EXERCISE OBJECTIVE: Lines containing the word "Forecast" are the ones to copy from the records below.

TASK MATERIAL:
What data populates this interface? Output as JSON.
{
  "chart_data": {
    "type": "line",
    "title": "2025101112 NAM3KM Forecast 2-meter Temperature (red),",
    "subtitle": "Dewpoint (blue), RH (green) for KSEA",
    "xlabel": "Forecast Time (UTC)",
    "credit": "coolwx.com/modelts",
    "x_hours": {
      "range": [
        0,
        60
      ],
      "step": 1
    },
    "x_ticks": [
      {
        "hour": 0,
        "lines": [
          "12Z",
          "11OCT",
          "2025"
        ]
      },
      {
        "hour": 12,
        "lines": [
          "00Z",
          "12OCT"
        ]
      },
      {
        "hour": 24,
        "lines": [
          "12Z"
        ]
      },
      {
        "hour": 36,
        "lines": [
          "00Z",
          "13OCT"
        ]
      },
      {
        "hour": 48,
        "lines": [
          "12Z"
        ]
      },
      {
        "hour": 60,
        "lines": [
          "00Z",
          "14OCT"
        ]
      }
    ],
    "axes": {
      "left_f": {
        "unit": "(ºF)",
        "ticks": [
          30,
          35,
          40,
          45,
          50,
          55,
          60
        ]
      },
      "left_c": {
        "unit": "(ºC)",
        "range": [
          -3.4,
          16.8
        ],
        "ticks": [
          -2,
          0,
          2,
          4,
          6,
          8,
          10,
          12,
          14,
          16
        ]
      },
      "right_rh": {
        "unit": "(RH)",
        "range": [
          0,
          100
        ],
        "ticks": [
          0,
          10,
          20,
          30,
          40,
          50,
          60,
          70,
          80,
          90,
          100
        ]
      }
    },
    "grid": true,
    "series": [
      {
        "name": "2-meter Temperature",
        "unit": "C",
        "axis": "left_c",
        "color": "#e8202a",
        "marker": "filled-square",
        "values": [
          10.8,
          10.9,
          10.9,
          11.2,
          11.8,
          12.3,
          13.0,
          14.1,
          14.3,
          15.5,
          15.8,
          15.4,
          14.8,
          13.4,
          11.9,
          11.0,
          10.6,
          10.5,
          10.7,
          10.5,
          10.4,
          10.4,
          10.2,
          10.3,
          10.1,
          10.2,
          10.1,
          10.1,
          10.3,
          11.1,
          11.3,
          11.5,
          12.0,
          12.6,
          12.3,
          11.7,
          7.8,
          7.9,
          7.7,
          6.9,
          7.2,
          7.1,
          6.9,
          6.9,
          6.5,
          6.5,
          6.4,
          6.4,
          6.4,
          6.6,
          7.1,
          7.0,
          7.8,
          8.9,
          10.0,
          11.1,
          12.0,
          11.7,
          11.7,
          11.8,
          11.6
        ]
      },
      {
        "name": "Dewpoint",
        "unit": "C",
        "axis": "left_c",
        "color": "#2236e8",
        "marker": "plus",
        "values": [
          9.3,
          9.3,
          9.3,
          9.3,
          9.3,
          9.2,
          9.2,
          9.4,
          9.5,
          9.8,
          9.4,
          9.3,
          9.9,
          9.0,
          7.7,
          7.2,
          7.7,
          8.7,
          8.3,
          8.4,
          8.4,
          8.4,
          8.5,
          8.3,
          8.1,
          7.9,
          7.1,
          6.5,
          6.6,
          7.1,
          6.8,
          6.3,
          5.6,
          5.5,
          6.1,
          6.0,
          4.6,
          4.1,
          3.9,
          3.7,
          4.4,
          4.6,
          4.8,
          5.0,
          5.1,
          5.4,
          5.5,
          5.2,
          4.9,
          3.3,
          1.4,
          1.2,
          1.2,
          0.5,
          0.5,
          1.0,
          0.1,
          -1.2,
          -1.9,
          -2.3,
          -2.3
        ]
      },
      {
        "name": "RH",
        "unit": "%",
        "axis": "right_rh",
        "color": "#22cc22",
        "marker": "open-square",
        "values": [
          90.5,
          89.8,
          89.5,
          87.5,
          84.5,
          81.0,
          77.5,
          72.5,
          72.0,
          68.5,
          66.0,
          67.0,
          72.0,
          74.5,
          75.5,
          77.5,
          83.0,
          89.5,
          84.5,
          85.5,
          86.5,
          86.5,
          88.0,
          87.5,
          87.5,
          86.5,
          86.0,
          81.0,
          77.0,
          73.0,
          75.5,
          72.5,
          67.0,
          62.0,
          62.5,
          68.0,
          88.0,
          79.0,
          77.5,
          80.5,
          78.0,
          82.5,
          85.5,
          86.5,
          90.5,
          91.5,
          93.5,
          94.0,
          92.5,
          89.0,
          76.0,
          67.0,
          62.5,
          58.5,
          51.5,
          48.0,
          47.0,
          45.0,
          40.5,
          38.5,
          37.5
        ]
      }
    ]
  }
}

EXERCISE ANSWER:
    "title": "2025101112 NAM3KM Forecast 2-meter Temperature (red),",
    "xlabel": "Forecast Time (UTC)",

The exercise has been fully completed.